◆ WHAT TO WORK ON
Without the pictures, output the records below word for word.

◆ RECORD LIST
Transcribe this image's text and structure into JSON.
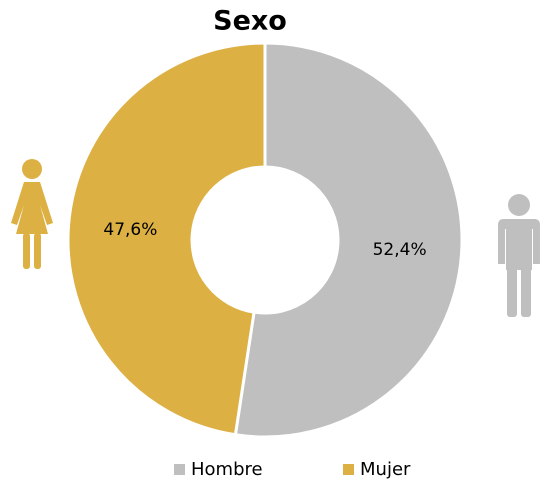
{
  "chart_data": {
    "type": "donut",
    "title": "Sexo",
    "categories": [
      "Hombre",
      "Mujer"
    ],
    "values": [
      52.4,
      47.6
    ],
    "value_labels": [
      "52,4%",
      "47,6%"
    ],
    "colors": [
      "#bfbfbf",
      "#ddb043"
    ],
    "legend": "bottom"
  }
}
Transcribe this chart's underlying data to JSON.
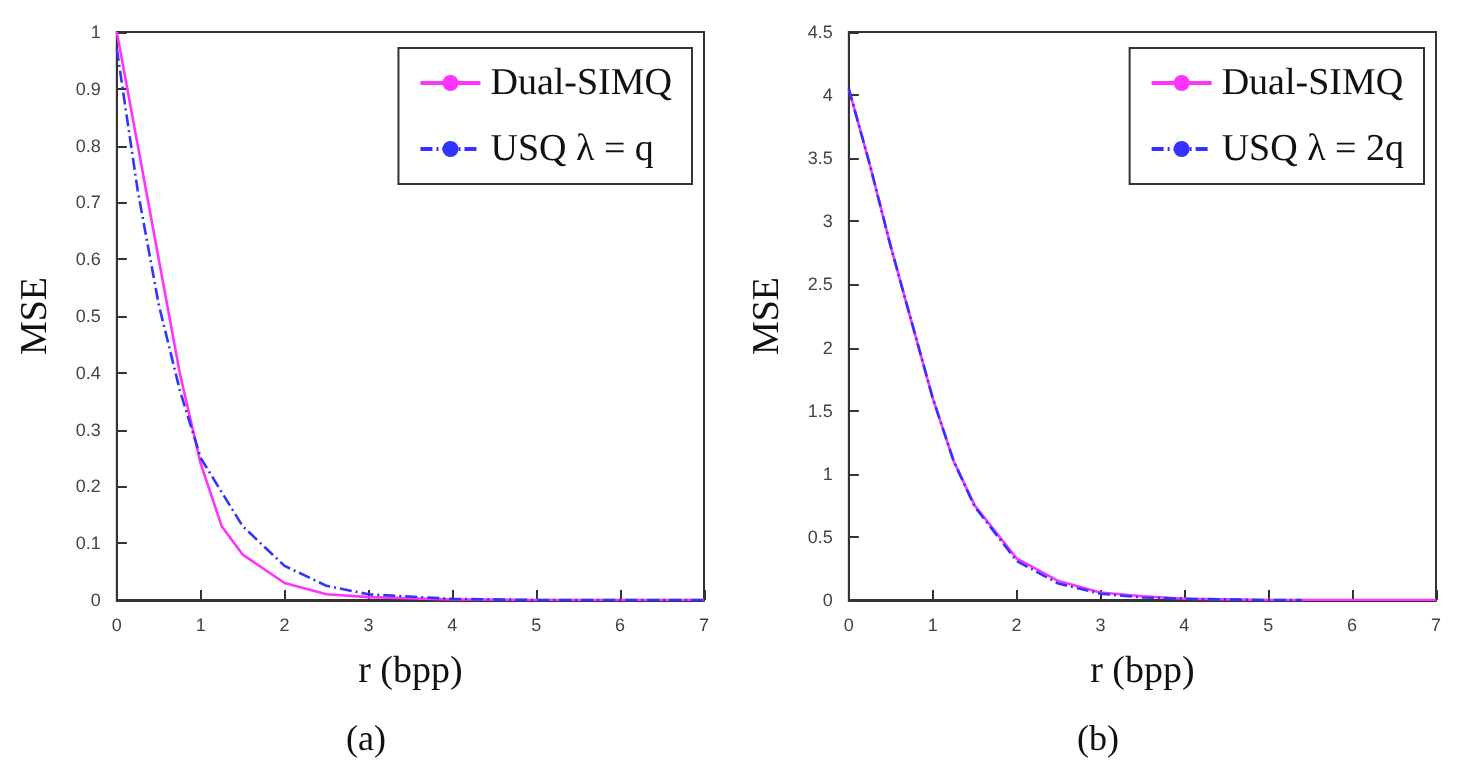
{
  "chart_data": [
    {
      "type": "line",
      "xlabel": "r (bpp)",
      "ylabel": "MSE",
      "annotations": [
        "(a)"
      ],
      "xlim": [
        0,
        7
      ],
      "xticks": [
        0,
        1,
        2,
        3,
        4,
        5,
        6,
        7
      ],
      "ylim": [
        0,
        1
      ],
      "yticks": [
        0,
        0.1,
        0.2,
        0.3,
        0.4,
        0.5,
        0.6,
        0.7,
        0.8,
        0.9,
        1
      ],
      "grid": false,
      "legend": "top right",
      "marker": "none",
      "series": [
        {
          "name": "Dual-SIMQ",
          "color": "#ff33ff",
          "line_style": "solid",
          "x": [
            0,
            0.25,
            0.5,
            0.75,
            1,
            1.25,
            1.5,
            2,
            2.5,
            3,
            4,
            5,
            7
          ],
          "values": [
            1,
            0.8,
            0.6,
            0.4,
            0.24,
            0.13,
            0.08,
            0.03,
            0.01,
            0.005,
            0.001,
            0,
            0
          ]
        },
        {
          "name": "USQ λ = q",
          "color": "#3333ff",
          "line_style": "dashed",
          "x": [
            0,
            0.25,
            0.5,
            0.75,
            1,
            1.5,
            2,
            2.5,
            3,
            4,
            5,
            7
          ],
          "values": [
            0.97,
            0.72,
            0.52,
            0.37,
            0.25,
            0.13,
            0.06,
            0.025,
            0.01,
            0.002,
            0,
            0
          ]
        }
      ]
    },
    {
      "type": "line",
      "xlabel": "r (bpp)",
      "ylabel": "MSE",
      "annotations": [
        "(b)"
      ],
      "xlim": [
        0,
        7
      ],
      "xticks": [
        0,
        1,
        2,
        3,
        4,
        5,
        6,
        7
      ],
      "ylim": [
        0,
        4.5
      ],
      "yticks": [
        0,
        0.5,
        1,
        1.5,
        2,
        2.5,
        3,
        3.5,
        4,
        4.5
      ],
      "grid": false,
      "legend": "top right",
      "marker": "none",
      "series": [
        {
          "name": "Dual-SIMQ",
          "color": "#ff33ff",
          "line_style": "solid",
          "x": [
            0,
            0.25,
            0.5,
            0.75,
            1,
            1.25,
            1.5,
            2,
            2.5,
            3,
            3.5,
            4,
            5,
            7
          ],
          "values": [
            4.05,
            3.45,
            2.8,
            2.2,
            1.6,
            1.1,
            0.75,
            0.33,
            0.15,
            0.06,
            0.03,
            0.01,
            0,
            0
          ]
        },
        {
          "name": "USQ λ = 2q",
          "color": "#3333ff",
          "line_style": "dashed",
          "x": [
            0,
            0.25,
            0.5,
            0.75,
            1,
            1.25,
            1.5,
            2,
            2.5,
            3,
            3.5,
            4,
            5,
            5.4
          ],
          "values": [
            4.05,
            3.45,
            2.8,
            2.2,
            1.6,
            1.1,
            0.74,
            0.31,
            0.13,
            0.05,
            0.02,
            0.01,
            0,
            0
          ]
        }
      ]
    }
  ]
}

◆ SOLUTION TO THIS PROBLEM
Transcribe this image's text and structure into JSON.
{
  "chart_data": {
    "type": "donut",
    "title": "Sexo",
    "categories": [
      "Hombre",
      "Mujer"
    ],
    "values": [
      52.4,
      47.6
    ],
    "value_labels": [
      "52,4%",
      "47,6%"
    ],
    "colors": [
      "#bfbfbf",
      "#ddb043"
    ],
    "legend": "bottom"
  }
}
Transcribe this chart's underlying data to JSON.
{
  "chart_data": [
    {
      "type": "line",
      "xlabel": "r (bpp)",
      "ylabel": "MSE",
      "annotations": [
        "(a)"
      ],
      "xlim": [
        0,
        7
      ],
      "xticks": [
        0,
        1,
        2,
        3,
        4,
        5,
        6,
        7
      ],
      "ylim": [
        0,
        1
      ],
      "yticks": [
        0,
        0.1,
        0.2,
        0.3,
        0.4,
        0.5,
        0.6,
        0.7,
        0.8,
        0.9,
        1
      ],
      "grid": false,
      "legend": "top right",
      "marker": "none",
      "series": [
        {
          "name": "Dual-SIMQ",
          "color": "#ff33ff",
          "line_style": "solid",
          "x": [
            0,
            0.25,
            0.5,
            0.75,
            1,
            1.25,
            1.5,
            2,
            2.5,
            3,
            4,
            5,
            7
          ],
          "values": [
            1,
            0.8,
            0.6,
            0.4,
            0.24,
            0.13,
            0.08,
            0.03,
            0.01,
            0.005,
            0.001,
            0,
            0
          ]
        },
        {
          "name": "USQ λ = q",
          "color": "#3333ff",
          "line_style": "dashed",
          "x": [
            0,
            0.25,
            0.5,
            0.75,
            1,
            1.5,
            2,
            2.5,
            3,
            4,
            5,
            7
          ],
          "values": [
            0.97,
            0.72,
            0.52,
            0.37,
            0.25,
            0.13,
            0.06,
            0.025,
            0.01,
            0.002,
            0,
            0
          ]
        }
      ]
    },
    {
      "type": "line",
      "xlabel": "r (bpp)",
      "ylabel": "MSE",
      "annotations": [
        "(b)"
      ],
      "xlim": [
        0,
        7
      ],
      "xticks": [
        0,
        1,
        2,
        3,
        4,
        5,
        6,
        7
      ],
      "ylim": [
        0,
        4.5
      ],
      "yticks": [
        0,
        0.5,
        1,
        1.5,
        2,
        2.5,
        3,
        3.5,
        4,
        4.5
      ],
      "grid": false,
      "legend": "top right",
      "marker": "none",
      "series": [
        {
          "name": "Dual-SIMQ",
          "color": "#ff33ff",
          "line_style": "solid",
          "x": [
            0,
            0.25,
            0.5,
            0.75,
            1,
            1.25,
            1.5,
            2,
            2.5,
            3,
            3.5,
            4,
            5,
            7
          ],
          "values": [
            4.05,
            3.45,
            2.8,
            2.2,
            1.6,
            1.1,
            0.75,
            0.33,
            0.15,
            0.06,
            0.03,
            0.01,
            0,
            0
          ]
        },
        {
          "name": "USQ λ = 2q",
          "color": "#3333ff",
          "line_style": "dashed",
          "x": [
            0,
            0.25,
            0.5,
            0.75,
            1,
            1.25,
            1.5,
            2,
            2.5,
            3,
            3.5,
            4,
            5,
            5.4
          ],
          "values": [
            4.05,
            3.45,
            2.8,
            2.2,
            1.6,
            1.1,
            0.74,
            0.31,
            0.13,
            0.05,
            0.02,
            0.01,
            0,
            0
          ]
        }
      ]
    }
  ]
}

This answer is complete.